_WHAT YOU HAVE TO DO_: Write the records below out again exactly as given, with no images.

####################

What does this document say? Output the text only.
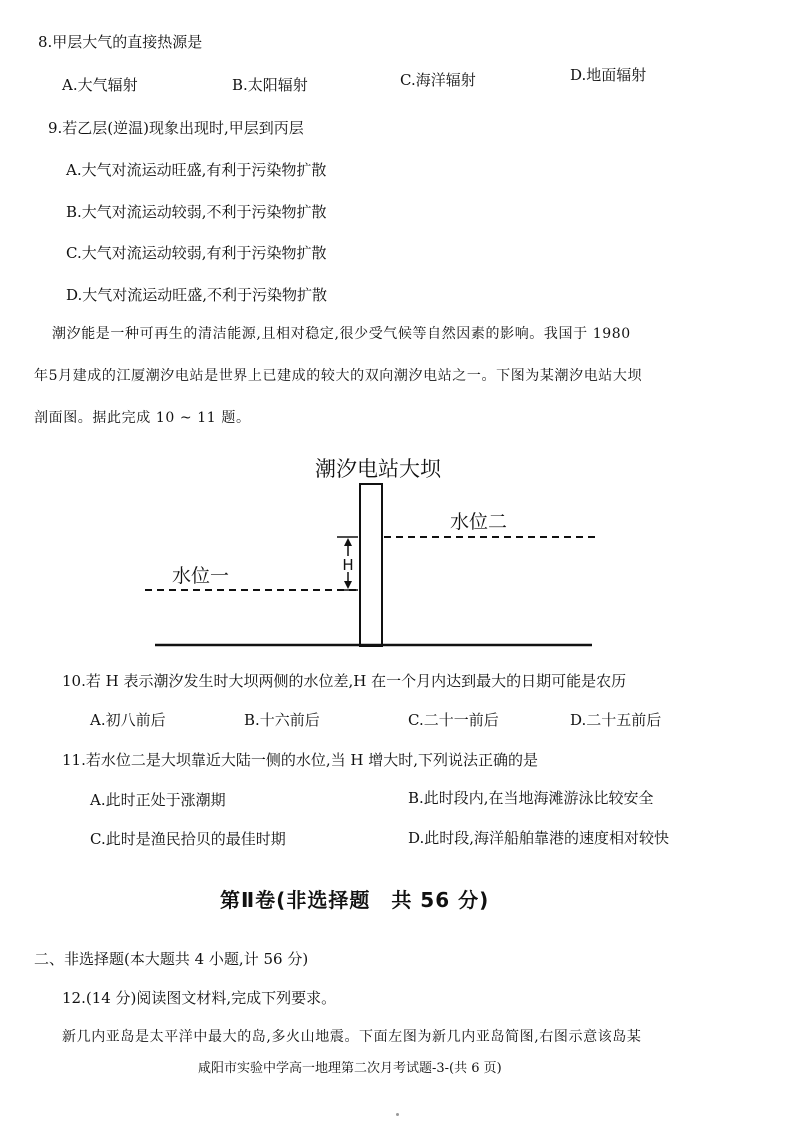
8.甲层大气的直接热源是
A.大气辐射	B.太阳辐射	C.海洋辐射	D.地面辐射
9.若乙层(逆温)现象出现时,甲层到丙层
A.大气对流运动旺盛,有利于污染物扩散
B.大气对流运动较弱,不利于污染物扩散
C.大气对流运动较弱,有利于污染物扩散
D.大气对流运动旺盛,不利于污染物扩散
潮汐能是一种可再生的清洁能源,且相对稳定,很少受气候等自然因素的影响。我国于 1980
年5月建成的江厦潮汐电站是世界上已建成的较大的双向潮汐电站之一。下图为某潮汐电站大坝
剖面图。据此完成 10 ~ 11 题。
潮汐电站大坝
水位二
水位一	H
10.若 H 表示潮汐发生时大坝两侧的水位差,H 在一个月内达到最大的日期可能是农历
A.初八前后	B.十六前后	C.二十一前后	D.二十五前后
11.若水位二是大坝靠近大陆一侧的水位,当 H 增大时,下列说法正确的是
A.此时正处于涨潮期	B.此时段内,在当地海滩游泳比较安全
C.此时是渔民拾贝的最佳时期	D.此时段,海洋船舶靠港的速度相对较快
第Ⅱ卷(非选择题　共 56 分)
二、非选择题(本大题共 4 小题,计 56 分)
12.(14 分)阅读图文材料,完成下列要求。
新几内亚岛是太平洋中最大的岛,多火山地震。下面左图为新几内亚岛简图,右图示意该岛某
咸阳市实验中学高一地理第二次月考试题-3-(共 6 页)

####################

_EXPECTED OUTPUT_:
What does this document say? Output the text only.
8.甲层大气的直接热源是
A.大气辐射	B.太阳辐射	C.海洋辐射	D.地面辐射
9.若乙层(逆温)现象出现时,甲层到丙层
A.大气对流运动旺盛,有利于污染物扩散
B.大气对流运动较弱,不利于污染物扩散
C.大气对流运动较弱,有利于污染物扩散
D.大气对流运动旺盛,不利于污染物扩散
潮汐能是一种可再生的清洁能源,且相对稳定,很少受气候等自然因素的影响。我国于 1980
年5月建成的江厦潮汐电站是世界上已建成的较大的双向潮汐电站之一。下图为某潮汐电站大坝
剖面图。据此完成 10 ~ 11 题。
潮汐电站大坝
水位二
水位一	H
10.若 H 表示潮汐发生时大坝两侧的水位差,H 在一个月内达到最大的日期可能是农历
A.初八前后	B.十六前后	C.二十一前后	D.二十五前后
11.若水位二是大坝靠近大陆一侧的水位,当 H 增大时,下列说法正确的是
A.此时正处于涨潮期	B.此时段内,在当地海滩游泳比较安全
C.此时是渔民拾贝的最佳时期	D.此时段,海洋船舶靠港的速度相对较快
第Ⅱ卷(非选择题　共 56 分)
二、非选择题(本大题共 4 小题,计 56 分)
12.(14 分)阅读图文材料,完成下列要求。
新几内亚岛是太平洋中最大的岛,多火山地震。下面左图为新几内亚岛简图,右图示意该岛某
咸阳市实验中学高一地理第二次月考试题-3-(共 6 页)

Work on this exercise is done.